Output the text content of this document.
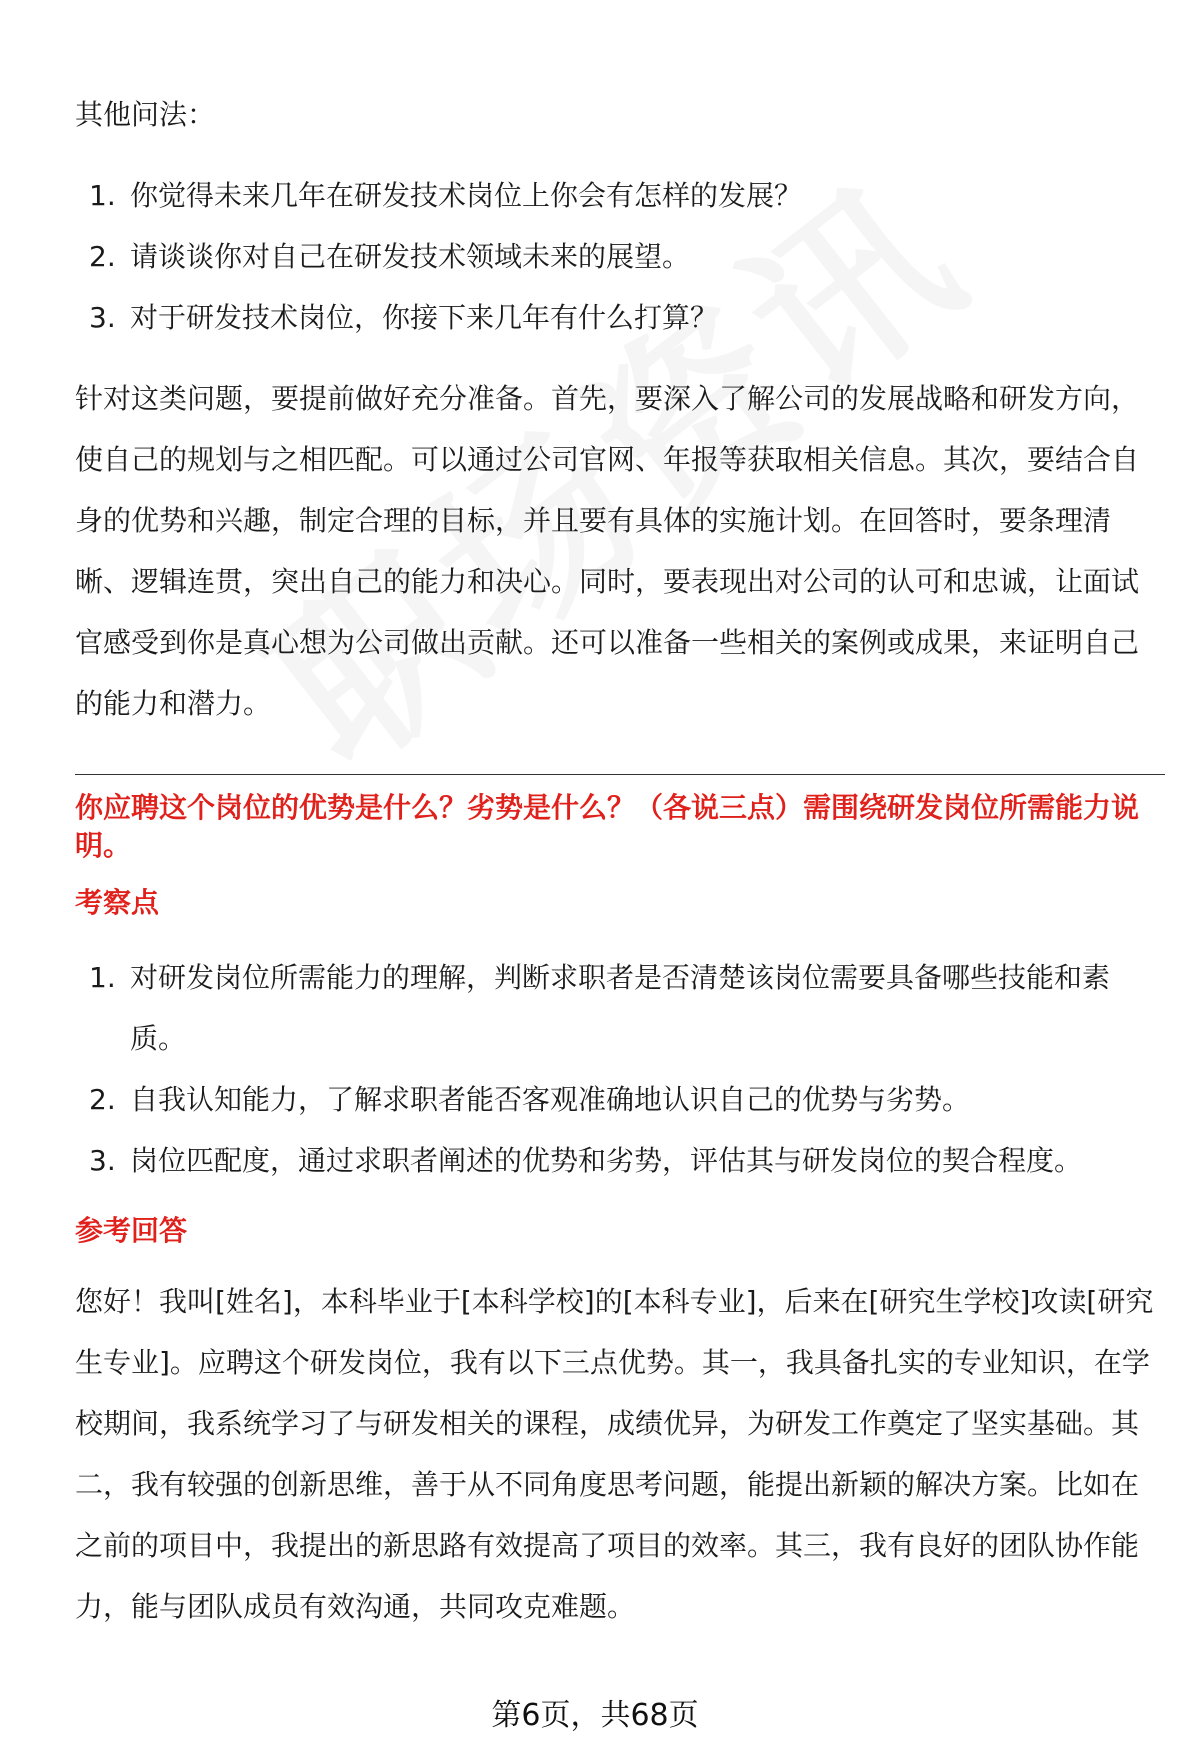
其他问法：

1. 你觉得未来几年在研发技术岗位上你会有怎样的发展？
2. 请谈谈你对自己在研发技术领域未来的展望。
3. 对于研发技术岗位，你接下来几年有什么打算？

针对这类问题，要提前做好充分准备。首先，要深入了解公司的发展战略和研发方向，使自己的规划与之相匹配。可以通过公司官网、年报等获取相关信息。其次，要结合自身的优势和兴趣，制定合理的目标，并且要有具体的实施计划。在回答时，要条理清晰、逻辑连贯，突出自己的能力和决心。同时，要表现出对公司的认可和忠诚，让面试官感受到你是真心想为公司做出贡献。还可以准备一些相关的案例或成果，来证明自己的能力和潜力。

你应聘这个岗位的优势是什么？劣势是什么？（各说三点）需围绕研发岗位所需能力说明。

考察点

1. 对研发岗位所需能力的理解，判断求职者是否清楚该岗位需要具备哪些技能和素质。
2. 自我认知能力，了解求职者能否客观准确地认识自己的优势与劣势。
3. 岗位匹配度，通过求职者阐述的优势和劣势，评估其与研发岗位的契合程度。

参考回答

您好！我叫[姓名]，本科毕业于[本科学校]的[本科专业]，后来在[研究生学校]攻读[研究生专业]。应聘这个研发岗位，我有以下三点优势。其一，我具备扎实的专业知识，在学校期间，我系统学习了与研发相关的课程，成绩优异，为研发工作奠定了坚实基础。其二，我有较强的创新思维，善于从不同角度思考问题，能提出新颖的解决方案。比如在之前的项目中，我提出的新思路有效提高了项目的效率。其三，我有良好的团队协作能力，能与团队成员有效沟通，共同攻克难题。

第6页，共68页
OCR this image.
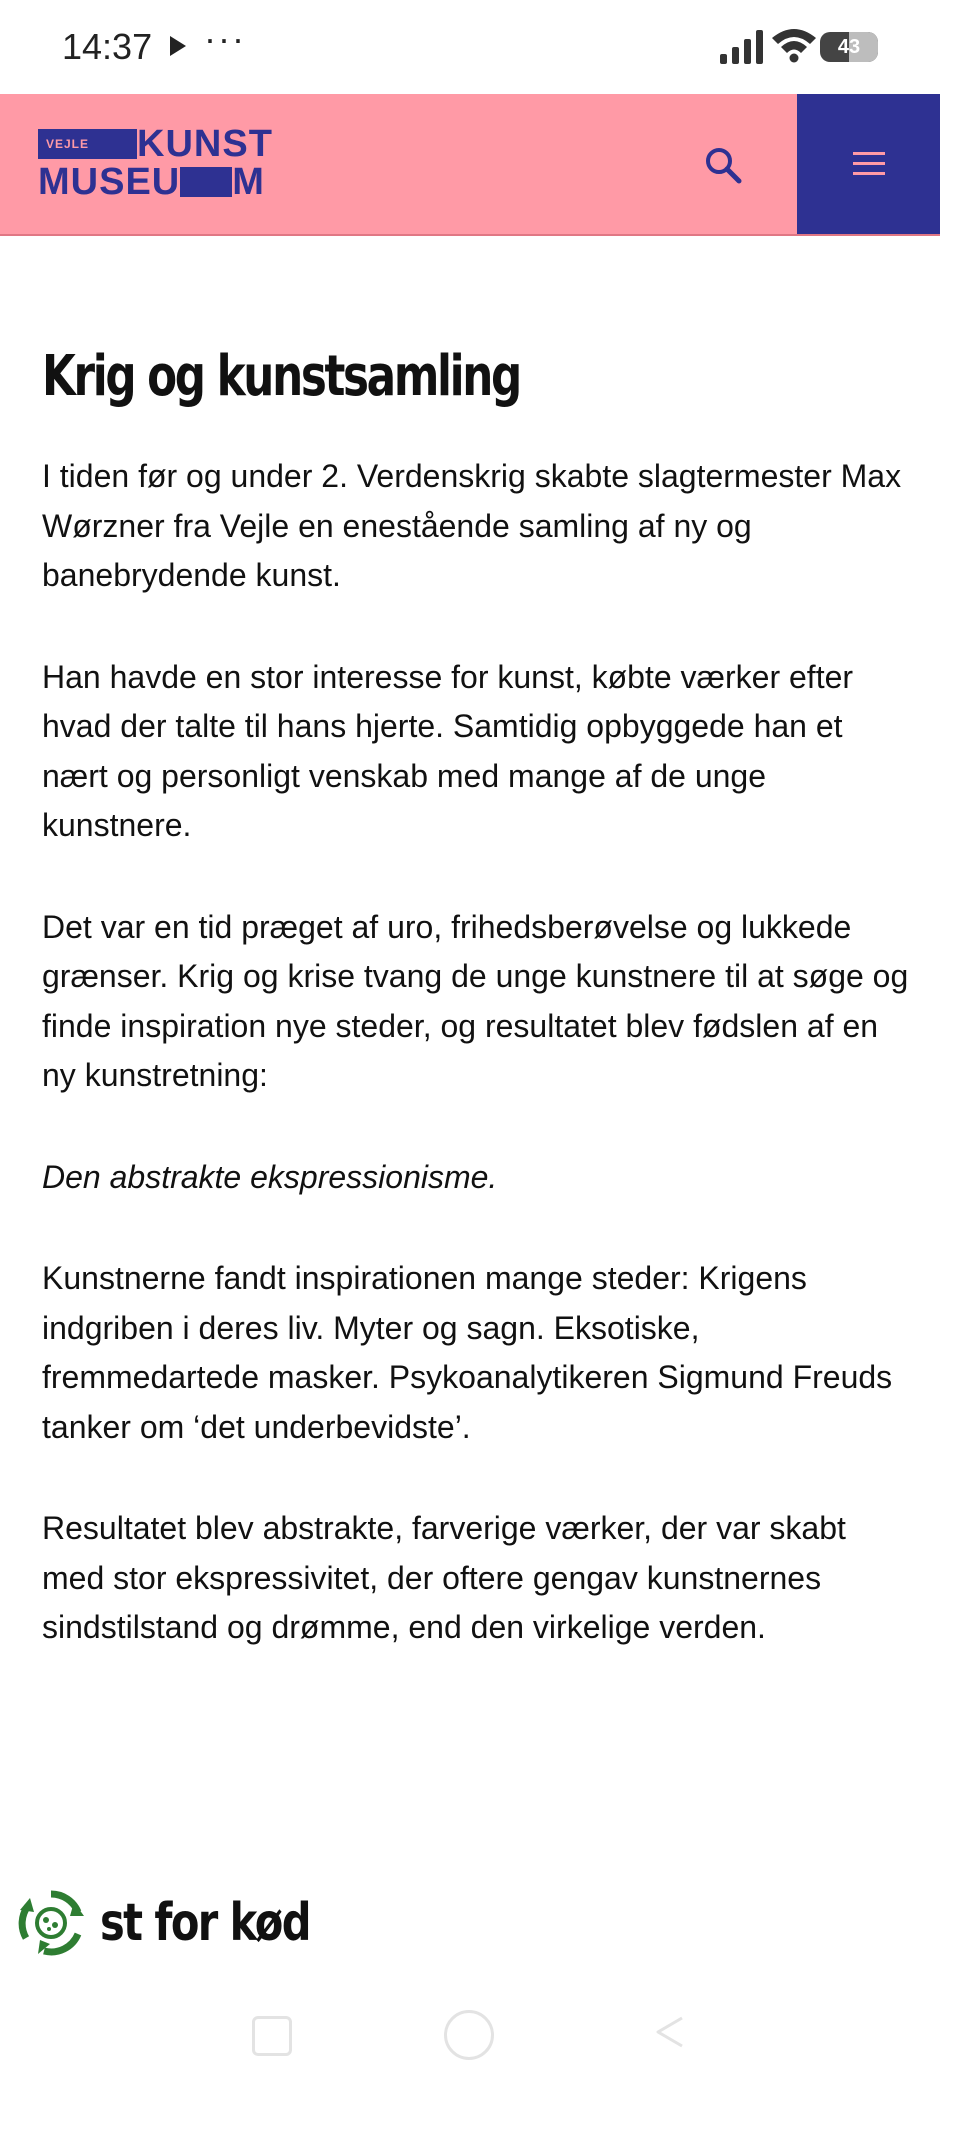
14:37 ···	43
VEJLE KUNST
MUSEU M
Krig og kunstsamling

I tiden før og under 2. Verdenskrig skabte slagtermester Max Wørzner fra Vejle en enestående samling af ny og banebrydende kunst.

Han havde en stor interesse for kunst, købte værker efter hvad der talte til hans hjerte. Samtidig opbyggede han et nært og personligt venskab med mange af de unge kunstnere.

Det var en tid præget af uro, frihedsberøvelse og lukkede grænser. Krig og krise tvang de unge kunstnere til at søge og finde inspiration nye steder, og resultatet blev fødslen af en ny kunstretning:

Den abstrakte ekspressionisme.

Kunstnerne fandt inspirationen mange steder: Krigens indgriben i deres liv. Myter og sagn. Eksotiske, fremmedartede masker. Psykoanalytikeren Sigmund Freuds tanker om ‘det underbevidste’.

Resultatet blev abstrakte, farverige værker, der var skabt med stor ekspressivitet, der oftere gengav kunstnernes sindstilstand og drømme, end den virkelige verden.

st for kød
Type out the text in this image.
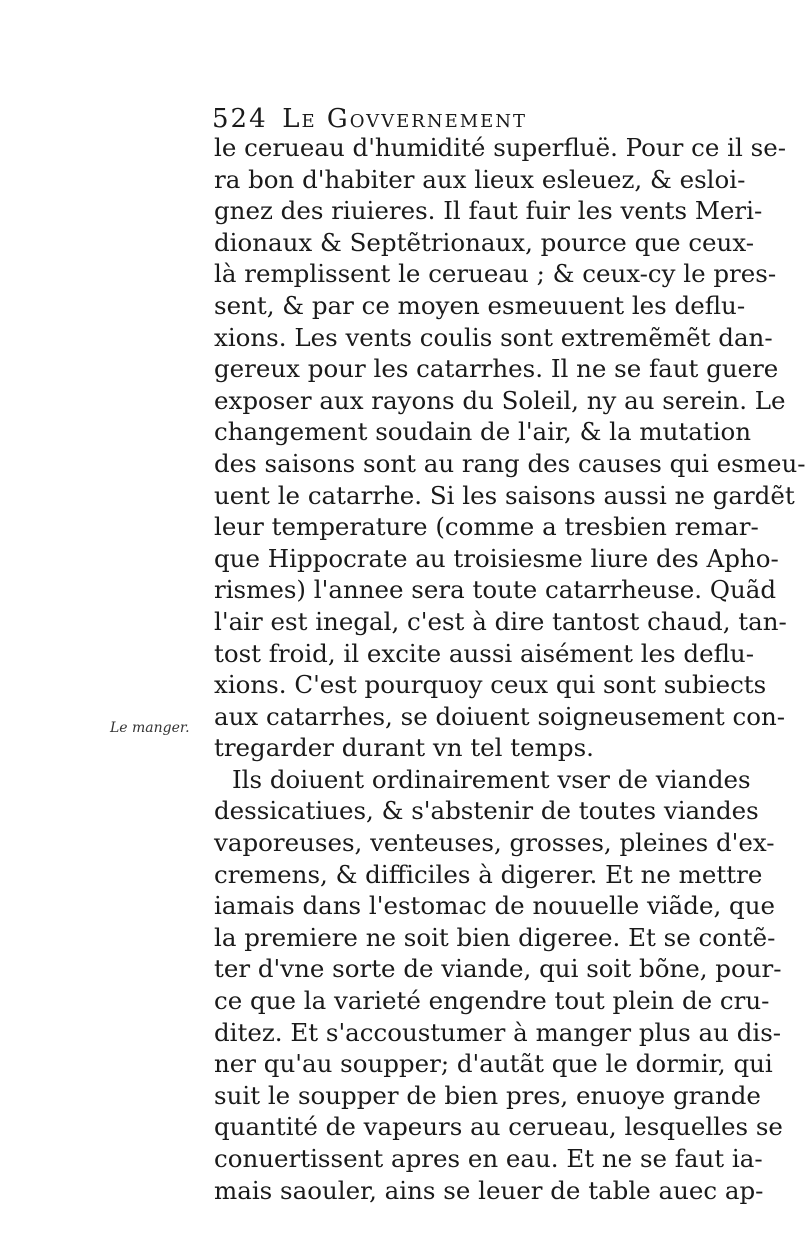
524 Le Govvernement
Le manger.
le cerueau d'humidité superfluë. Pour ce il se-
ra bon d'habiter aux lieux esleuez, & esloi-
gnez des riuieres. Il faut fuir les vents Meri-
dionaux & Septẽtrionaux, pource que ceux-
là remplissent le cerueau ; & ceux-cy le pres-
sent, & par ce moyen esmeuuent les deflu-
xions. Les vents coulis sont extremẽmẽt dan-
gereux pour les catarrhes. Il ne se faut guere
exposer aux rayons du Soleil, ny au serein. Le
changement soudain de l'air, & la mutation
des saisons sont au rang des causes qui esmeu-
uent le catarrhe. Si les saisons aussi ne gardẽt
leur temperature (comme a tresbien remar-
que Hippocrate au troisiesme liure des Apho-
rismes) l'annee sera toute catarrheuse. Quãd
l'air est inegal, c'est à dire tantost chaud, tan-
tost froid, il excite aussi aisément les deflu-
xions. C'est pourquoy ceux qui sont subiects
aux catarrhes, se doiuent soigneusement con-
tregarder durant vn tel temps.
Ils doiuent ordinairement vser de viandes
dessicatiues, & s'abstenir de toutes viandes
vaporeuses, venteuses, grosses, pleines d'ex-
cremens, & difficiles à digerer. Et ne mettre
iamais dans l'estomac de nouuelle viãde, que
la premiere ne soit bien digeree. Et se contẽ-
ter d'vne sorte de viande, qui soit bõne, pour-
ce que la varieté engendre tout plein de cru-
ditez. Et s'accoustumer à manger plus au dis-
ner qu'au soupper; d'autãt que le dormir, qui
suit le soupper de bien pres, enuoye grande
quantité de vapeurs au cerueau, lesquelles se
conuertissent apres en eau. Et ne se faut ia-
mais saouler, ains se leuer de table auec ap-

___

* Task to complete *
Your task is to repeat the material above exactly, without its pictures.

* Task solution *
Output the text content of this document.
其他问法：

1. 你觉得未来几年在研发技术岗位上你会有怎样的发展？
2. 请谈谈你对自己在研发技术领域未来的展望。
3. 对于研发技术岗位，你接下来几年有什么打算？

针对这类问题，要提前做好充分准备。首先，要深入了解公司的发展战略和研发方向，使自己的规划与之相匹配。可以通过公司官网、年报等获取相关信息。其次，要结合自身的优势和兴趣，制定合理的目标，并且要有具体的实施计划。在回答时，要条理清晰、逻辑连贯，突出自己的能力和决心。同时，要表现出对公司的认可和忠诚，让面试官感受到你是真心想为公司做出贡献。还可以准备一些相关的案例或成果，来证明自己的能力和潜力。

你应聘这个岗位的优势是什么？劣势是什么？（各说三点）需围绕研发岗位所需能力说明。

考察点

1. 对研发岗位所需能力的理解，判断求职者是否清楚该岗位需要具备哪些技能和素质。
2. 自我认知能力，了解求职者能否客观准确地认识自己的优势与劣势。
3. 岗位匹配度，通过求职者阐述的优势和劣势，评估其与研发岗位的契合程度。

参考回答

您好！我叫[姓名]，本科毕业于[本科学校]的[本科专业]，后来在[研究生学校]攻读[研究生专业]。应聘这个研发岗位，我有以下三点优势。其一，我具备扎实的专业知识，在学校期间，我系统学习了与研发相关的课程，成绩优异，为研发工作奠定了坚实基础。其二，我有较强的创新思维，善于从不同角度思考问题，能提出新颖的解决方案。比如在之前的项目中，我提出的新思路有效提高了项目的效率。其三，我有良好的团队协作能力，能与团队成员有效沟通，共同攻克难题。

第6页，共68页
OCR this image.
14:37 ···	43
VEJLE KUNST
MUSEU M
Krig og kunstsamling

I tiden før og under 2. Verdenskrig skabte slagtermester Max Wørzner fra Vejle en enestående samling af ny og banebrydende kunst.

Han havde en stor interesse for kunst, købte værker efter hvad der talte til hans hjerte. Samtidig opbyggede han et nært og personligt venskab med mange af de unge kunstnere.

Det var en tid præget af uro, frihedsberøvelse og lukkede grænser. Krig og krise tvang de unge kunstnere til at søge og finde inspiration nye steder, og resultatet blev fødslen af en ny kunstretning:

Den abstrakte ekspressionisme.

Kunstnerne fandt inspirationen mange steder: Krigens indgriben i deres liv. Myter og sagn. Eksotiske, fremmedartede masker. Psykoanalytikeren Sigmund Freuds tanker om ‘det underbevidste’.

Resultatet blev abstrakte, farverige værker, der var skabt med stor ekspressivitet, der oftere gengav kunstnernes sindstilstand og drømme, end den virkelige verden.

st for kød
Type out the text in this image.
524 Le Govvernement
Le manger.
le cerueau d'humidité superfluë. Pour ce il se-
ra bon d'habiter aux lieux esleuez, & esloi-
gnez des riuieres. Il faut fuir les vents Meri-
dionaux & Septẽtrionaux, pource que ceux-
là remplissent le cerueau ; & ceux-cy le pres-
sent, & par ce moyen esmeuuent les deflu-
xions. Les vents coulis sont extremẽmẽt dan-
gereux pour les catarrhes. Il ne se faut guere
exposer aux rayons du Soleil, ny au serein. Le
changement soudain de l'air, & la mutation
des saisons sont au rang des causes qui esmeu-
uent le catarrhe. Si les saisons aussi ne gardẽt
leur temperature (comme a tresbien remar-
que Hippocrate au troisiesme liure des Apho-
rismes) l'annee sera toute catarrheuse. Quãd
l'air est inegal, c'est à dire tantost chaud, tan-
tost froid, il excite aussi aisément les deflu-
xions. C'est pourquoy ceux qui sont subiects
aux catarrhes, se doiuent soigneusement con-
tregarder durant vn tel temps.
Ils doiuent ordinairement vser de viandes
dessicatiues, & s'abstenir de toutes viandes
vaporeuses, venteuses, grosses, pleines d'ex-
cremens, & difficiles à digerer. Et ne mettre
iamais dans l'estomac de nouuelle viãde, que
la premiere ne soit bien digeree. Et se contẽ-
ter d'vne sorte de viande, qui soit bõne, pour-
ce que la varieté engendre tout plein de cru-
ditez. Et s'accoustumer à manger plus au dis-
ner qu'au soupper; d'autãt que le dormir, qui
suit le soupper de bien pres, enuoye grande
quantité de vapeurs au cerueau, lesquelles se
conuertissent apres en eau. Et ne se faut ia-
mais saouler, ains se leuer de table auec ap-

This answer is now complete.